> Exercise
Wherever a line in the records below contains "title", copy that line.

Source data
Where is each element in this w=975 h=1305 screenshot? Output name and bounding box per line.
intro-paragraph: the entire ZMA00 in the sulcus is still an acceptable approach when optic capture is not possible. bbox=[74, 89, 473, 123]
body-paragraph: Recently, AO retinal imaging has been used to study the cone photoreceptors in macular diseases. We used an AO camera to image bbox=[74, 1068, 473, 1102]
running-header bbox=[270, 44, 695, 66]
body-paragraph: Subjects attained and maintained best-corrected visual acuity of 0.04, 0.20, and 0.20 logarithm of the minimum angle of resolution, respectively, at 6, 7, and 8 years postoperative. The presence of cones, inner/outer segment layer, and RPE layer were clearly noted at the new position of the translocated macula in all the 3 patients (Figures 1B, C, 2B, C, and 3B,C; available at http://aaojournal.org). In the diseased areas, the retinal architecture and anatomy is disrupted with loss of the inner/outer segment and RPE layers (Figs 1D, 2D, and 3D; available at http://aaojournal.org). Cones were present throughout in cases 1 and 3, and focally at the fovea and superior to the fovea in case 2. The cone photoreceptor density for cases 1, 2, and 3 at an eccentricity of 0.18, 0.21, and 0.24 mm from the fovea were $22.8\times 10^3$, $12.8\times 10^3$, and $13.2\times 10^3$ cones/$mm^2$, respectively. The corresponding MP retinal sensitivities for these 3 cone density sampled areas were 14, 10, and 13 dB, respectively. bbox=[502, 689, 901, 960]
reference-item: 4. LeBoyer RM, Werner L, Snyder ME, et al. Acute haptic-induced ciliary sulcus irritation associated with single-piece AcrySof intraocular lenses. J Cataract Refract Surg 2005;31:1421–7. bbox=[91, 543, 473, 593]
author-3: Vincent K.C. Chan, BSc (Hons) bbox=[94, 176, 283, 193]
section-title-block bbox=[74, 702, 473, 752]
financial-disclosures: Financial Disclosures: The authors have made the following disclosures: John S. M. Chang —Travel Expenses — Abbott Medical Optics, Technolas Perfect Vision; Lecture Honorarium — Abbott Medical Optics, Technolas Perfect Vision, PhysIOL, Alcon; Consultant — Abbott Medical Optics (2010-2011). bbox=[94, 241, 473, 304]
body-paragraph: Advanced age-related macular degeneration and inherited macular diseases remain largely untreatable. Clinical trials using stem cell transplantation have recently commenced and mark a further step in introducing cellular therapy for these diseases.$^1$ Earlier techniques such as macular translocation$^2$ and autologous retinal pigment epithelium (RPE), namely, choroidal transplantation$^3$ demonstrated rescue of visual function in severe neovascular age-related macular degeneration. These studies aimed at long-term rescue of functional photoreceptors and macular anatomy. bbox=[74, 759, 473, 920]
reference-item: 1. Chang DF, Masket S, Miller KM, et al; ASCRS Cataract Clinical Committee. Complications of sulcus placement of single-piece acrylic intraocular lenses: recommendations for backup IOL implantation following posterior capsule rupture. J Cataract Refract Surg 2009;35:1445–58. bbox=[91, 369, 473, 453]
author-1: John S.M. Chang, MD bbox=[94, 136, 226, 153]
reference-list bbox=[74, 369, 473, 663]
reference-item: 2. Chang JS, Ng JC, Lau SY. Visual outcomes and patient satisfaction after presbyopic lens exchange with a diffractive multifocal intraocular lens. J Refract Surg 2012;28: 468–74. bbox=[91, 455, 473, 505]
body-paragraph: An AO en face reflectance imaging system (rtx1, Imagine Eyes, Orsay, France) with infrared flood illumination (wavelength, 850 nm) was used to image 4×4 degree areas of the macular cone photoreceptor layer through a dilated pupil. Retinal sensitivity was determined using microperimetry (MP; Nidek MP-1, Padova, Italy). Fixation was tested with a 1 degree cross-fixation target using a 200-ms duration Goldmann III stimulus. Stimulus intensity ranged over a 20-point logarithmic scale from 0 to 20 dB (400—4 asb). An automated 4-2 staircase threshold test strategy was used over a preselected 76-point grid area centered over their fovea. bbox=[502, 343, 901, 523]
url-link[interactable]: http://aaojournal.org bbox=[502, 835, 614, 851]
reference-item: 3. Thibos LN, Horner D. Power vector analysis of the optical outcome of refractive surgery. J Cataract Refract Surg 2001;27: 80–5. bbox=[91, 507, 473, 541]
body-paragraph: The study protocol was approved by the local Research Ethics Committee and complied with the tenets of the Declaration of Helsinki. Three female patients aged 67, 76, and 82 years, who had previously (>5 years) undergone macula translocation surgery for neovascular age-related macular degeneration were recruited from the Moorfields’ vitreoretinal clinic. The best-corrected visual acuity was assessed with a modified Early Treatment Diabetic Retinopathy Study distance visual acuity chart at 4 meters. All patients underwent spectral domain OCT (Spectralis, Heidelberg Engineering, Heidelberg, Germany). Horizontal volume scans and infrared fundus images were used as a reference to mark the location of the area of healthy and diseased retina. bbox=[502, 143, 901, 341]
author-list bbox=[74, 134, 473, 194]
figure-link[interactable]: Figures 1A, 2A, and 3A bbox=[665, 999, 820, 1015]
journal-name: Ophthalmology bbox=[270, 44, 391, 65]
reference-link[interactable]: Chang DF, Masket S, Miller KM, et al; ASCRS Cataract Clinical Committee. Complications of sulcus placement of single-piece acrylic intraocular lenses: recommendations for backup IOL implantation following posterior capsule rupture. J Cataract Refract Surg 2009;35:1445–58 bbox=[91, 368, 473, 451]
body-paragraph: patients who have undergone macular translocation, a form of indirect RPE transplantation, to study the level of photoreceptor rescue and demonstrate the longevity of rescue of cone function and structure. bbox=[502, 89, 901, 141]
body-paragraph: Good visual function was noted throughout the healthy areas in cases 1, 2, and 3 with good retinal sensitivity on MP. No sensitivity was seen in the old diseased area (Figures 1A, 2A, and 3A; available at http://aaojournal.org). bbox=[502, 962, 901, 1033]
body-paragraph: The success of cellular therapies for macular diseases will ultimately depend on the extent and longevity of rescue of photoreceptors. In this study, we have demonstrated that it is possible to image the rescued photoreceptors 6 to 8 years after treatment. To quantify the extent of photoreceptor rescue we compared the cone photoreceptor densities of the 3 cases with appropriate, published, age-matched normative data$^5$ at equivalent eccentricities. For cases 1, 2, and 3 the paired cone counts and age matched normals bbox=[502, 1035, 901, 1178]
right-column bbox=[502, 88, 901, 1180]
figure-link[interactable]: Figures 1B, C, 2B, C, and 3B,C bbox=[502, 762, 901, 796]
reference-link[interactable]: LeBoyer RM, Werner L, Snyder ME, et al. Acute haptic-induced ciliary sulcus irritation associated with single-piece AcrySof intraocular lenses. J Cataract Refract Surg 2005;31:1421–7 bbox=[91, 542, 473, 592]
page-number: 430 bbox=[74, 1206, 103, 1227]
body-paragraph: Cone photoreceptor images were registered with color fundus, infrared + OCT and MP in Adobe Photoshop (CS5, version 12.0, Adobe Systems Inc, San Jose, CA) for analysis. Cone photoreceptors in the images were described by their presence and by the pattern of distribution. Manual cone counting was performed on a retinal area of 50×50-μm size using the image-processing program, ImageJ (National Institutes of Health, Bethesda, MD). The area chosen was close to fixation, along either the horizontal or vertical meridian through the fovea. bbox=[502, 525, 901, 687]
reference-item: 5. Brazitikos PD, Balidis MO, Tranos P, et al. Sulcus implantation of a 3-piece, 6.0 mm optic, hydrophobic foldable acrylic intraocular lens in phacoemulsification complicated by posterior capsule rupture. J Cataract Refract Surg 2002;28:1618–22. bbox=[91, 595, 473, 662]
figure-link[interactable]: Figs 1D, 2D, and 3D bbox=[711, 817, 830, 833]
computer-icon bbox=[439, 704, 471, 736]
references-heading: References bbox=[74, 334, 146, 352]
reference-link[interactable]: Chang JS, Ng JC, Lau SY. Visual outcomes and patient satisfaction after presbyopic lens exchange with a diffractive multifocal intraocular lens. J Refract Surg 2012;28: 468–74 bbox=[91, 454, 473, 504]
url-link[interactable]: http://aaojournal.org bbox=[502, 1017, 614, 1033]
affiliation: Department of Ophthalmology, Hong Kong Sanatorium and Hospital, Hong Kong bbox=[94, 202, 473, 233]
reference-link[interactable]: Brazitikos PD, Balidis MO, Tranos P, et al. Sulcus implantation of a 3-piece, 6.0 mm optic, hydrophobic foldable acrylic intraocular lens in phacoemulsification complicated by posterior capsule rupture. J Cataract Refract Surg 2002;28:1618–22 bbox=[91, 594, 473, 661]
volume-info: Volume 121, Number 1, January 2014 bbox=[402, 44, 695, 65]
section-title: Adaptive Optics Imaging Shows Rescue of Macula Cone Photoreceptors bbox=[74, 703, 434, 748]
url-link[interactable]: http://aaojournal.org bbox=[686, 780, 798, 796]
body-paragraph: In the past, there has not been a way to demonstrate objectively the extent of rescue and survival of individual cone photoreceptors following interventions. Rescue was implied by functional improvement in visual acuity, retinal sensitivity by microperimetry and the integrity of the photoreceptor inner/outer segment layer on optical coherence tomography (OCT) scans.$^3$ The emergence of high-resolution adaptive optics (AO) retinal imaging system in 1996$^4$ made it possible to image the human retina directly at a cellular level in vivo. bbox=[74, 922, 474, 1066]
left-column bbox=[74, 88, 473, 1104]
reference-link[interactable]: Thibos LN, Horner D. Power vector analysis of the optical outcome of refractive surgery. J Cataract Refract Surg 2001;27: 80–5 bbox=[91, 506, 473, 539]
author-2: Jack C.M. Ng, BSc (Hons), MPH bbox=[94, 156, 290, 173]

> Exercise response
section-title-block bbox=[74, 702, 473, 752]
section-title: Adaptive Optics Imaging Shows Rescue of Macula Cone Photoreceptors bbox=[74, 703, 434, 748]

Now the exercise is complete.